Document section -
How does Scottish income tax work?

Updated on 4 June 2017

If you are a Scottish taxpayer, you might have to understand Scottish income tax (and the Scottish rate of income tax (SRIT) in 2016/17). We explain how Scottish income tax (and SRIT for 2016/17) works, how it is collected and how it affects things like gift aid donations and pension contributions.

Scottish income tax applies from 6 April 2017. The SRIT applied during 2016/17.

Scottish income tax (SRIT in 2016/17) only affects Scottish taxpayers. It applies to non-savings and non-dividend income only. Scottish taxpayers continue to pay income tax at the same rates that apply in the rest of the UK on their savings and dividend income.

The Scottish Government proposes its rates and bands for Scottish income tax in its annual draft budget, published in the autumn. These rates and bands must then be agreed and put into law by the Scottish Parliament.

The rates and bands are on our page ‘what is Scottish income tax?'

How does Scottish income tax work for 2017/18 onwards?

From 6 April 2017, the Scottish Parliament sets the income tax rates and bands that apply to the non-savings and non-dividend income of Scottish taxpayers.

Provided information -
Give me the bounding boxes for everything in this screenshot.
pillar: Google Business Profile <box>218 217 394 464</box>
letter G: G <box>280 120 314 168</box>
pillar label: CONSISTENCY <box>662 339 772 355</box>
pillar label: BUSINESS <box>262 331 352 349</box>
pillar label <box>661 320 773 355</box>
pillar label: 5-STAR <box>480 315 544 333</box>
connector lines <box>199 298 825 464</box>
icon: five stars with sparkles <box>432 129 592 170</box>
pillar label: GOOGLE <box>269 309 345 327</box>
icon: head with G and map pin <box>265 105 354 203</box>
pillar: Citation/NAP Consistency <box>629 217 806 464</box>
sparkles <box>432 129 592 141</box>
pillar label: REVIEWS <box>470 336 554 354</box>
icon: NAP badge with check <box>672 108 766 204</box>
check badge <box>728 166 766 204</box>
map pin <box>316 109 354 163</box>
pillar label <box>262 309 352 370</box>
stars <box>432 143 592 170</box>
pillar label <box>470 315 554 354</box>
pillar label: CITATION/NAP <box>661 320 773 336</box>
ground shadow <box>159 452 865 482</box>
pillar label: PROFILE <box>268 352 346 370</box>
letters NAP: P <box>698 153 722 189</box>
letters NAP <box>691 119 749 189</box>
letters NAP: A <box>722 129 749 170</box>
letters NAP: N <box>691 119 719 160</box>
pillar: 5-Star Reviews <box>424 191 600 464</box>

Exercises -
1. Answer these questions from the Scottish income tax text:
(a) From what date does Scottish income tax apply?
(b) In what season is the Scottish Government's annual draft budget published?
(c) On which two kinds of income do Scottish taxpayers pay the same rates as the rest of the UK?
2. Name every kind of income mentioned in the Scottish income tax text.
3. Transcribe the Scottish income tax text between "Scottish income tax (SRIT" and "for 2017/18 onwards?", inclusive.
The entries have no connection to the Scottish income tax text.

Answers to each task -
1.
(a) 6 April 2017
(b) The autumn
(c) Savings income and dividend income

2. Non-savings income, non-dividend income, savings income, dividend income

3.
Scottish income tax (SRIT in 2016/17) only affects Scottish taxpayers. It applies to non-savings and non-dividend income only. Scottish taxpayers continue to pay income tax at the same rates that apply in the rest of the UK on their savings and dividend income.

The Scottish Government proposes its rates and bands for Scottish income tax in its annual draft budget, published in the autumn. These rates and bands must then be agreed and put into law by the Scottish Parliament.

The rates and bands are on our page ‘what is Scottish income tax?'

How does Scottish income tax work for 2017/18 onwards?